(Records)

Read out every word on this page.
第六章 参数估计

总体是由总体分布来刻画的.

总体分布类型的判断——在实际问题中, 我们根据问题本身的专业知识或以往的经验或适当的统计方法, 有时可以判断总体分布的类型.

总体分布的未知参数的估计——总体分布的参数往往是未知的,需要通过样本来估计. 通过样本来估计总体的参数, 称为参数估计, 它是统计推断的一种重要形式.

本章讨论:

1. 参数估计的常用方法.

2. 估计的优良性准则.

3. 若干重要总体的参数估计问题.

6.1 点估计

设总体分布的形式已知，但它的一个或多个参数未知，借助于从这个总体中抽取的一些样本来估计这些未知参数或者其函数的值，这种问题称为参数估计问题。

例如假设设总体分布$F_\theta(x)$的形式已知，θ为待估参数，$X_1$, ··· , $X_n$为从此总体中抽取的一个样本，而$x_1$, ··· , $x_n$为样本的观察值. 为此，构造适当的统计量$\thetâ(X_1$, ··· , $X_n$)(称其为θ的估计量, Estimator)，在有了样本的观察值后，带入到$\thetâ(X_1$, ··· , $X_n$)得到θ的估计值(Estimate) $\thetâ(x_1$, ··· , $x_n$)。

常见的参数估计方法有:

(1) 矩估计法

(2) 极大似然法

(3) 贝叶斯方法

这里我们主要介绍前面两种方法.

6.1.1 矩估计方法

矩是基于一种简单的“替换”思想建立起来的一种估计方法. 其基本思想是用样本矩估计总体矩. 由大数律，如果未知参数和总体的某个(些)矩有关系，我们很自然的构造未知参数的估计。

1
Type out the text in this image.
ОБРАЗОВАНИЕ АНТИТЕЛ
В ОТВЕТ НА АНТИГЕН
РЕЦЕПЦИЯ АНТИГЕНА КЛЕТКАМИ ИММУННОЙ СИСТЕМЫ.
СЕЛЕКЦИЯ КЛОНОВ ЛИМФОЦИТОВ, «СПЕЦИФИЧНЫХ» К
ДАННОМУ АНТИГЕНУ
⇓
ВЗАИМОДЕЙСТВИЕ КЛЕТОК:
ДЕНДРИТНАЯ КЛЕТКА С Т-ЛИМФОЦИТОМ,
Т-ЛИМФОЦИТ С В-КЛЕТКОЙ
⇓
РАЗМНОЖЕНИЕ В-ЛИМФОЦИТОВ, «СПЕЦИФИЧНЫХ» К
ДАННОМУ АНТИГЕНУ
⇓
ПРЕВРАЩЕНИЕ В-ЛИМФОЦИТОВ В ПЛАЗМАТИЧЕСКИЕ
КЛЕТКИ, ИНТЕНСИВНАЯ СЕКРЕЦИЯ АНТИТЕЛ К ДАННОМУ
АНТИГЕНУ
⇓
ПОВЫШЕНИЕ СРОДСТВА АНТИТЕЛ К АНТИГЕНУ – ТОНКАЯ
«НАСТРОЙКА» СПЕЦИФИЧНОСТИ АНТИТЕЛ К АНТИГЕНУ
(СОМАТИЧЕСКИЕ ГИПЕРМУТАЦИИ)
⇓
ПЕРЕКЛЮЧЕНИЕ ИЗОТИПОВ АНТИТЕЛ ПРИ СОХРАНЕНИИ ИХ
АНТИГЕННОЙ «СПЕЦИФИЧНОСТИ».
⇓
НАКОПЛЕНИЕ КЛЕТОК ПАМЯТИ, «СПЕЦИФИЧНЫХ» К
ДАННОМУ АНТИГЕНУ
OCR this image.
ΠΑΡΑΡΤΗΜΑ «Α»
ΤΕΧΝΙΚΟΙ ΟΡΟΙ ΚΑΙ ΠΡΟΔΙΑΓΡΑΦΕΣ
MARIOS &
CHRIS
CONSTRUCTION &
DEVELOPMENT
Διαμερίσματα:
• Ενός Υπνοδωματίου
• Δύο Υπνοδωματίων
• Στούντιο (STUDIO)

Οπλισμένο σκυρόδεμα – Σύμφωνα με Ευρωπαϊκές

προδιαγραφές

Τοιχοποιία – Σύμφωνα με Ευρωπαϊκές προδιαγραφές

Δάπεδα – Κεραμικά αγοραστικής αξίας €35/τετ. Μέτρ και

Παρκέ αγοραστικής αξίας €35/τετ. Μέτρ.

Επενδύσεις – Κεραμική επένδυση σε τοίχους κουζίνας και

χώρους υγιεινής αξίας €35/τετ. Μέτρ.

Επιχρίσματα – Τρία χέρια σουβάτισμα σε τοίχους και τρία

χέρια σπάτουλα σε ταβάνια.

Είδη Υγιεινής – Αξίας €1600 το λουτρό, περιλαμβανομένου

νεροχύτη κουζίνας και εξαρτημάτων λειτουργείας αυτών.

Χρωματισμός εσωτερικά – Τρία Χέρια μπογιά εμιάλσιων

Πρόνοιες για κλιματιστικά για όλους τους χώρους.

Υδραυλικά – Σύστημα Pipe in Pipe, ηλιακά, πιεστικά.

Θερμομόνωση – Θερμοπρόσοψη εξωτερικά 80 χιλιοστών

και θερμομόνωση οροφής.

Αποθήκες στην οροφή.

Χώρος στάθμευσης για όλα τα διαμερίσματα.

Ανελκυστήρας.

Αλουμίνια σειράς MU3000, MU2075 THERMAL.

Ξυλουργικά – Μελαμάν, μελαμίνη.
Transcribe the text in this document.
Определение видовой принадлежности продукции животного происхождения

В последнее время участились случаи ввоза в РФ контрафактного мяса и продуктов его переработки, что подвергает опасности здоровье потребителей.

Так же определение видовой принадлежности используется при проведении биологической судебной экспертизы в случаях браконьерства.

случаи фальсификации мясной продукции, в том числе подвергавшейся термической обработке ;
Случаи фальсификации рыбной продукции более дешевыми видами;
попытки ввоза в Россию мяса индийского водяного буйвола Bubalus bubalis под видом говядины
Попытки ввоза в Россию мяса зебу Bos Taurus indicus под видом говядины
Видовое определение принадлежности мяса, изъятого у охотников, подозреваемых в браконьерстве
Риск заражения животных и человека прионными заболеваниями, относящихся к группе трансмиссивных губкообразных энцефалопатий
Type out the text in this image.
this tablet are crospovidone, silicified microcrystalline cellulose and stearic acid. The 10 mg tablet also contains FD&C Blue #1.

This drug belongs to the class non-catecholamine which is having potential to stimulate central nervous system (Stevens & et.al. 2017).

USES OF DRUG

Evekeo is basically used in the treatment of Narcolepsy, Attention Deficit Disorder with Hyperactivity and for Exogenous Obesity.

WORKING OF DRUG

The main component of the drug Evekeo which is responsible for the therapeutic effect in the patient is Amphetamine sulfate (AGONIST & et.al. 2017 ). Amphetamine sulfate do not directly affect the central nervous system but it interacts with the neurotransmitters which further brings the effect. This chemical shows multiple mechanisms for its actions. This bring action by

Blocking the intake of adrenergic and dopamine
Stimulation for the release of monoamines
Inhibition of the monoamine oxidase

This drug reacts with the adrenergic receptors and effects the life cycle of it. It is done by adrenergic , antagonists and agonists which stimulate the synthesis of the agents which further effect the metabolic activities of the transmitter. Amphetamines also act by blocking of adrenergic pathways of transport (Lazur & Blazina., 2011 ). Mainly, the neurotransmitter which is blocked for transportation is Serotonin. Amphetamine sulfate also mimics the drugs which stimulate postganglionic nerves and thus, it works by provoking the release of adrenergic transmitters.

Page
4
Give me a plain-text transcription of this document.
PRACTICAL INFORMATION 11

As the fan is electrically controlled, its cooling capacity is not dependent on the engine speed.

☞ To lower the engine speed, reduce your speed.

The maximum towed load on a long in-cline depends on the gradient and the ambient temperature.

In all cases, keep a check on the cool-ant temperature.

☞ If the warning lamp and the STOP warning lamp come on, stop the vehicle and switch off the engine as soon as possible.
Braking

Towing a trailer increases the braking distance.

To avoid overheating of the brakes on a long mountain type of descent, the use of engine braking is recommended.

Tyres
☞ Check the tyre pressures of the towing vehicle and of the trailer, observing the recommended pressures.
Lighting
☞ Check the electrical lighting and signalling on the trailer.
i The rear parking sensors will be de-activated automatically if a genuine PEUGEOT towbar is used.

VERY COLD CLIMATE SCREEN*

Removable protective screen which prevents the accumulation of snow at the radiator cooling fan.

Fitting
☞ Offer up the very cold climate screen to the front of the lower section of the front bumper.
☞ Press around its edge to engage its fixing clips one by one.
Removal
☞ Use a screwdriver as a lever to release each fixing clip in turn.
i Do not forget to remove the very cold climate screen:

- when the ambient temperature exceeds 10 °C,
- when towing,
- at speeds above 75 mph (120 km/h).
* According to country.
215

• **STATED GOAL**
Report all lines of the data above that include the string "temperature".

• **COMPLETE ANSWER**
The maximum towed load on a long in-cline depends on the gradient and the ambient temperature.
In all cases, keep a check on the cool-ant temperature.
- when the ambient temperature exceeds 10 °C,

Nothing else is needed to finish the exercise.